= Aim of the exercise =
Transcribe the listing exactly, leaving out every picture.

= Material for this exercise =
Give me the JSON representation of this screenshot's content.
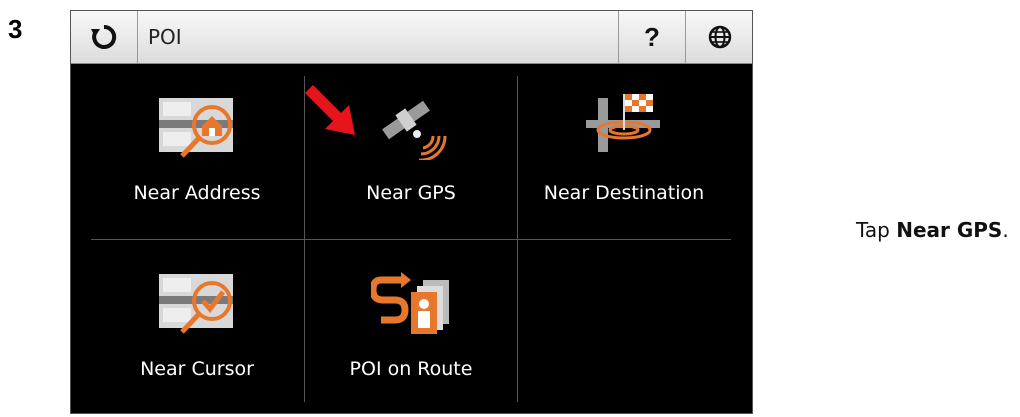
{
  "step": {
    "number": "3"
  },
  "titlebar": {
    "title": "POI",
    "help_label": "?"
  },
  "tiles": [
    {
      "label": "Near Address",
      "icon": "near-address-icon"
    },
    {
      "label": "Near GPS",
      "icon": "near-gps-icon"
    },
    {
      "label": "Near Destination",
      "icon": "near-destination-icon"
    },
    {
      "label": "Near Cursor",
      "icon": "near-cursor-icon"
    },
    {
      "label": "POI on Route",
      "icon": "poi-on-route-icon"
    }
  ],
  "instruction": {
    "prefix": "Tap ",
    "emphasis": "Near GPS",
    "suffix": "."
  },
  "colors": {
    "accent": "#e8772e",
    "callout_arrow": "#e8141b",
    "screen_bg": "#000000"
  }
}
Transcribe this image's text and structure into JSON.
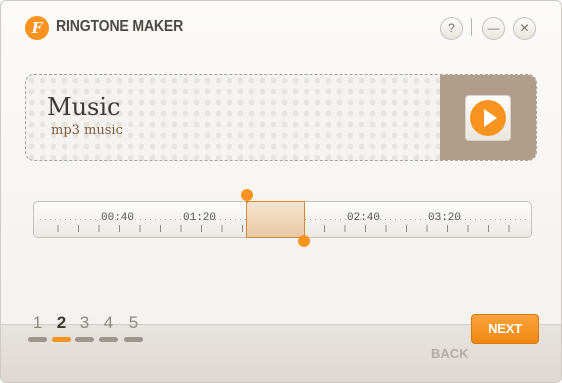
{
  "app": {
    "title": "RINGTONE MAKER",
    "logo_letter": "F",
    "help_label": "?",
    "minimize_label": "—",
    "close_label": "✕"
  },
  "card": {
    "title": "Music",
    "subtitle": "mp3 music"
  },
  "timeline": {
    "labels": [
      "00:40",
      "01:20",
      "02:40",
      "03:20"
    ],
    "selection_start": "01:52",
    "selection_end": "02:10"
  },
  "steps": [
    {
      "num": "1",
      "active": false
    },
    {
      "num": "2",
      "active": true
    },
    {
      "num": "3",
      "active": false
    },
    {
      "num": "4",
      "active": false
    },
    {
      "num": "5",
      "active": false
    }
  ],
  "buttons": {
    "next": "NEXT",
    "back": "BACK"
  },
  "colors": {
    "accent": "#f7931e",
    "text_dark": "#3f3934",
    "card_side": "#b29d8a"
  }
}
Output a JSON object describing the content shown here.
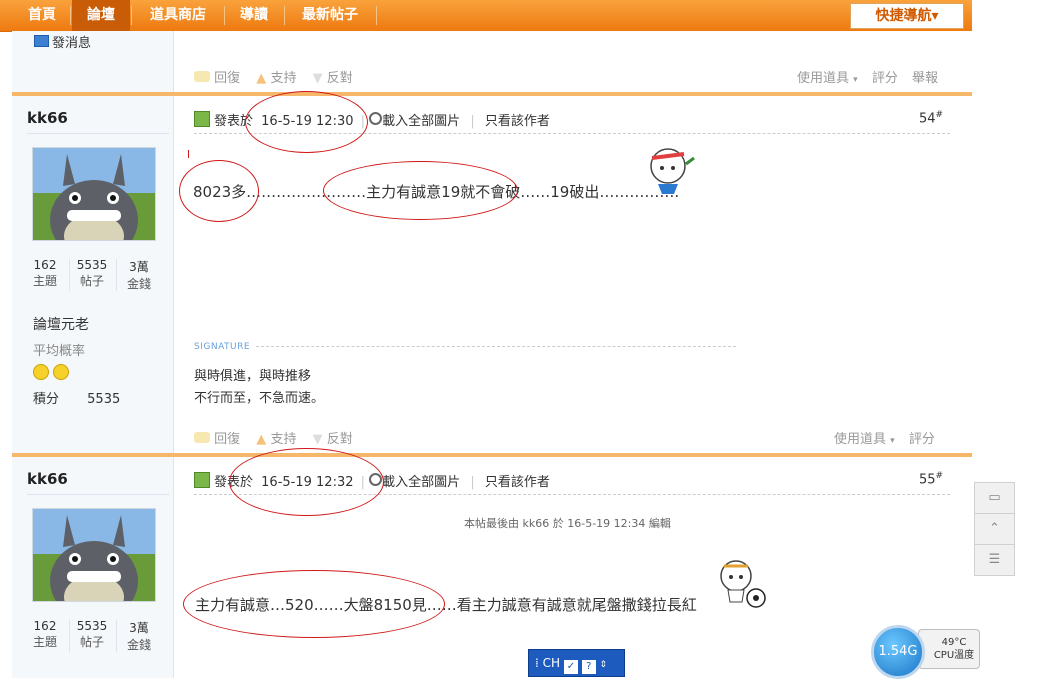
{
  "topnav": {
    "items": [
      "首頁",
      "論壇",
      "道具商店",
      "導讀",
      "最新帖子"
    ],
    "quick_nav": "快捷導航▾"
  },
  "prev_post": {
    "send_message": "發消息",
    "actions": {
      "reply": "回復",
      "support": "支持",
      "oppose": "反對",
      "use_tool": "使用道具",
      "rate": "評分",
      "report": "舉報"
    }
  },
  "post54": {
    "username": "kk66",
    "stats": [
      {
        "value": "162",
        "label": "主題"
      },
      {
        "value": "5535",
        "label": "帖子"
      },
      {
        "value": "3萬",
        "label": "金錢"
      }
    ],
    "rank": "論壇元老",
    "avg_label": "平均概率",
    "points_label": "積分",
    "points_value": "5535",
    "posted_prefix": "發表於",
    "timestamp": "16-5-19 12:30",
    "load_images": "載入全部圖片",
    "only_author": "只看該作者",
    "floor": "54",
    "content": "8023多……………………主力有誠意19就不會破……19破出…………….",
    "signature_label": "SIGNATURE",
    "signature_lines": [
      "與時俱進，與時推移",
      "不行而至，不急而速。"
    ],
    "actions": {
      "reply": "回復",
      "support": "支持",
      "oppose": "反對",
      "use_tool": "使用道具",
      "rate": "評分"
    }
  },
  "post55": {
    "username": "kk66",
    "stats": [
      {
        "value": "162",
        "label": "主題"
      },
      {
        "value": "5535",
        "label": "帖子"
      },
      {
        "value": "3萬",
        "label": "金錢"
      }
    ],
    "posted_prefix": "發表於",
    "timestamp": "16-5-19 12:32",
    "load_images": "載入全部圖片",
    "only_author": "只看該作者",
    "floor": "55",
    "edit_note": "本帖最後由 kk66 於 16-5-19 12:34 編輯",
    "content": "主力有誠意…520……大盤8150見……看主力誠意有誠意就尾盤撒錢拉長紅"
  },
  "widgets": {
    "ime_label": "CH",
    "cpu_value": "1.54G",
    "cpu_temp": "49°C",
    "cpu_temp_label": "CPU溫度"
  }
}
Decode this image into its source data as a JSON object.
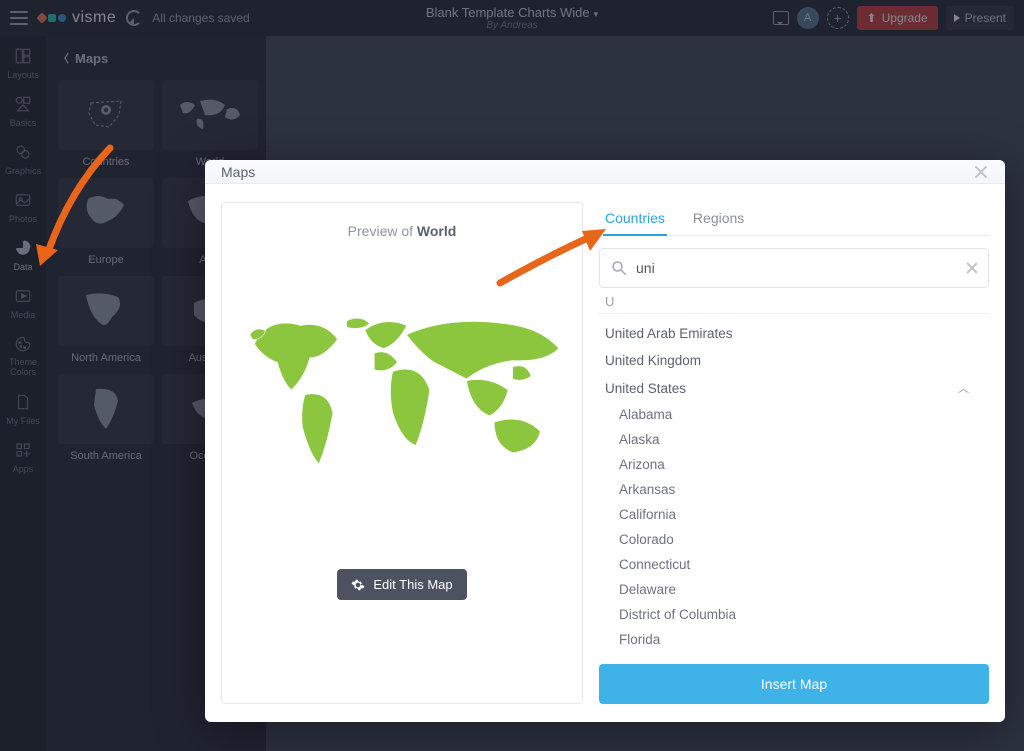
{
  "topbar": {
    "brand": "visme",
    "save_status": "All changes saved",
    "doc_title": "Blank Template Charts Wide",
    "doc_author": "By Andreas",
    "avatar_initial": "A",
    "upgrade_label": "Upgrade",
    "present_label": "Present"
  },
  "rail": {
    "items": [
      {
        "label": "Layouts"
      },
      {
        "label": "Basics"
      },
      {
        "label": "Graphics"
      },
      {
        "label": "Photos"
      },
      {
        "label": "Data"
      },
      {
        "label": "Media"
      },
      {
        "label": "Theme Colors"
      },
      {
        "label": "My Files"
      },
      {
        "label": "Apps"
      }
    ]
  },
  "sidepanel": {
    "title": "Maps",
    "thumbs": [
      "Countries",
      "World",
      "Europe",
      "Asia",
      "North America",
      "Australia",
      "South America",
      "Oceania"
    ]
  },
  "modal": {
    "title": "Maps",
    "preview_prefix": "Preview of ",
    "preview_name": "World",
    "edit_button": "Edit This Map",
    "tab_countries": "Countries",
    "tab_regions": "Regions",
    "search_value": "uni",
    "group_letter": "U",
    "countries": [
      {
        "name": "United Arab Emirates"
      },
      {
        "name": "United Kingdom"
      },
      {
        "name": "United States",
        "expanded": true
      }
    ],
    "us_states": [
      "Alabama",
      "Alaska",
      "Arizona",
      "Arkansas",
      "California",
      "Colorado",
      "Connecticut",
      "Delaware",
      "District of Columbia",
      "Florida"
    ],
    "insert_button": "Insert Map"
  }
}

= Response =
Give me the JSON representation of this screenshot's content.
{
  "step": {
    "number": "3"
  },
  "titlebar": {
    "title": "POI",
    "help_label": "?"
  },
  "tiles": [
    {
      "label": "Near Address",
      "icon": "near-address-icon"
    },
    {
      "label": "Near GPS",
      "icon": "near-gps-icon"
    },
    {
      "label": "Near Destination",
      "icon": "near-destination-icon"
    },
    {
      "label": "Near Cursor",
      "icon": "near-cursor-icon"
    },
    {
      "label": "POI on Route",
      "icon": "poi-on-route-icon"
    }
  ],
  "instruction": {
    "prefix": "Tap ",
    "emphasis": "Near GPS",
    "suffix": "."
  },
  "colors": {
    "accent": "#e8772e",
    "callout_arrow": "#e8141b",
    "screen_bg": "#000000"
  }
}
Transcribe this image's text and structure into JSON.
{
  "app": {
    "title": "RINGTONE MAKER",
    "logo_letter": "F",
    "help_label": "?",
    "minimize_label": "—",
    "close_label": "✕"
  },
  "card": {
    "title": "Music",
    "subtitle": "mp3 music"
  },
  "timeline": {
    "labels": [
      "00:40",
      "01:20",
      "02:40",
      "03:20"
    ],
    "selection_start": "01:52",
    "selection_end": "02:10"
  },
  "steps": [
    {
      "num": "1",
      "active": false
    },
    {
      "num": "2",
      "active": true
    },
    {
      "num": "3",
      "active": false
    },
    {
      "num": "4",
      "active": false
    },
    {
      "num": "5",
      "active": false
    }
  ],
  "buttons": {
    "next": "NEXT",
    "back": "BACK"
  },
  "colors": {
    "accent": "#f7931e",
    "text_dark": "#3f3934",
    "card_side": "#b29d8a"
  }
}
Output a JSON object describing the content shown here.
{
  "topnav": {
    "items": [
      "首頁",
      "論壇",
      "道具商店",
      "導讀",
      "最新帖子"
    ],
    "quick_nav": "快捷導航▾"
  },
  "prev_post": {
    "send_message": "發消息",
    "actions": {
      "reply": "回復",
      "support": "支持",
      "oppose": "反對",
      "use_tool": "使用道具",
      "rate": "評分",
      "report": "舉報"
    }
  },
  "post54": {
    "username": "kk66",
    "stats": [
      {
        "value": "162",
        "label": "主題"
      },
      {
        "value": "5535",
        "label": "帖子"
      },
      {
        "value": "3萬",
        "label": "金錢"
      }
    ],
    "rank": "論壇元老",
    "avg_label": "平均概率",
    "points_label": "積分",
    "points_value": "5535",
    "posted_prefix": "發表於",
    "timestamp": "16-5-19 12:30",
    "load_images": "載入全部圖片",
    "only_author": "只看該作者",
    "floor": "54",
    "content": "8023多……………………主力有誠意19就不會破……19破出…………….",
    "signature_label": "SIGNATURE",
    "signature_lines": [
      "與時俱進，與時推移",
      "不行而至，不急而速。"
    ],
    "actions": {
      "reply": "回復",
      "support": "支持",
      "oppose": "反對",
      "use_tool": "使用道具",
      "rate": "評分"
    }
  },
  "post55": {
    "username": "kk66",
    "stats": [
      {
        "value": "162",
        "label": "主題"
      },
      {
        "value": "5535",
        "label": "帖子"
      },
      {
        "value": "3萬",
        "label": "金錢"
      }
    ],
    "posted_prefix": "發表於",
    "timestamp": "16-5-19 12:32",
    "load_images": "載入全部圖片",
    "only_author": "只看該作者",
    "floor": "55",
    "edit_note": "本帖最後由 kk66 於 16-5-19 12:34 編輯",
    "content": "主力有誠意…520……大盤8150見……看主力誠意有誠意就尾盤撒錢拉長紅"
  },
  "widgets": {
    "ime_label": "CH",
    "cpu_value": "1.54G",
    "cpu_temp": "49°C",
    "cpu_temp_label": "CPU溫度"
  }
}
Decode this image into its source data as a JSON object.
{
  "topbar": {
    "brand": "visme",
    "save_status": "All changes saved",
    "doc_title": "Blank Template Charts Wide",
    "doc_author": "By Andreas",
    "avatar_initial": "A",
    "upgrade_label": "Upgrade",
    "present_label": "Present"
  },
  "rail": {
    "items": [
      {
        "label": "Layouts"
      },
      {
        "label": "Basics"
      },
      {
        "label": "Graphics"
      },
      {
        "label": "Photos"
      },
      {
        "label": "Data"
      },
      {
        "label": "Media"
      },
      {
        "label": "Theme Colors"
      },
      {
        "label": "My Files"
      },
      {
        "label": "Apps"
      }
    ]
  },
  "sidepanel": {
    "title": "Maps",
    "thumbs": [
      "Countries",
      "World",
      "Europe",
      "Asia",
      "North America",
      "Australia",
      "South America",
      "Oceania"
    ]
  },
  "modal": {
    "title": "Maps",
    "preview_prefix": "Preview of ",
    "preview_name": "World",
    "edit_button": "Edit This Map",
    "tab_countries": "Countries",
    "tab_regions": "Regions",
    "search_value": "uni",
    "group_letter": "U",
    "countries": [
      {
        "name": "United Arab Emirates"
      },
      {
        "name": "United Kingdom"
      },
      {
        "name": "United States",
        "expanded": true
      }
    ],
    "us_states": [
      "Alabama",
      "Alaska",
      "Arizona",
      "Arkansas",
      "California",
      "Colorado",
      "Connecticut",
      "Delaware",
      "District of Columbia",
      "Florida"
    ],
    "insert_button": "Insert Map"
  }
}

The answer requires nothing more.